# WORK INSTRUCTION
Transcribe each entry shown below with no difference from the original.
── DATA FOR THIS EXERCISE ──
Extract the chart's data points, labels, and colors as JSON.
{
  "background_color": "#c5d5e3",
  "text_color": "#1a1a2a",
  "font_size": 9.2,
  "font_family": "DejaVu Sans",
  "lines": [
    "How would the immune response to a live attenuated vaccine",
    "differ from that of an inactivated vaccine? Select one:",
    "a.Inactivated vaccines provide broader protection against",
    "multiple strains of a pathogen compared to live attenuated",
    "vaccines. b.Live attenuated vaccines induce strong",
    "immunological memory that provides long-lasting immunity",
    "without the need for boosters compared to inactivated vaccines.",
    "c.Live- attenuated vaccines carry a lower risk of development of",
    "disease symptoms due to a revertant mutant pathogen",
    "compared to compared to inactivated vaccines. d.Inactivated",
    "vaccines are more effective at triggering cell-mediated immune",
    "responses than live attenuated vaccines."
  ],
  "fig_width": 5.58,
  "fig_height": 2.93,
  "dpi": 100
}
───
# OUTPUT
Extract the chart's data points, labels, and colors as JSON.
{
  "background_color": "#c5d5e3",
  "text_color": "#1a1a2a",
  "font_size": 9.2,
  "font_family": "DejaVu Sans",
  "lines": [
    "How would the immune response to a live attenuated vaccine",
    "differ from that of an inactivated vaccine? Select one:",
    "a.Inactivated vaccines provide broader protection against",
    "multiple strains of a pathogen compared to live attenuated",
    "vaccines. b.Live attenuated vaccines induce strong",
    "immunological memory that provides long-lasting immunity",
    "without the need for boosters compared to inactivated vaccines.",
    "c.Live- attenuated vaccines carry a lower risk of development of",
    "disease symptoms due to a revertant mutant pathogen",
    "compared to compared to inactivated vaccines. d.Inactivated",
    "vaccines are more effective at triggering cell-mediated immune",
    "responses than live attenuated vaccines."
  ],
  "fig_width": 5.58,
  "fig_height": 2.93,
  "dpi": 100
}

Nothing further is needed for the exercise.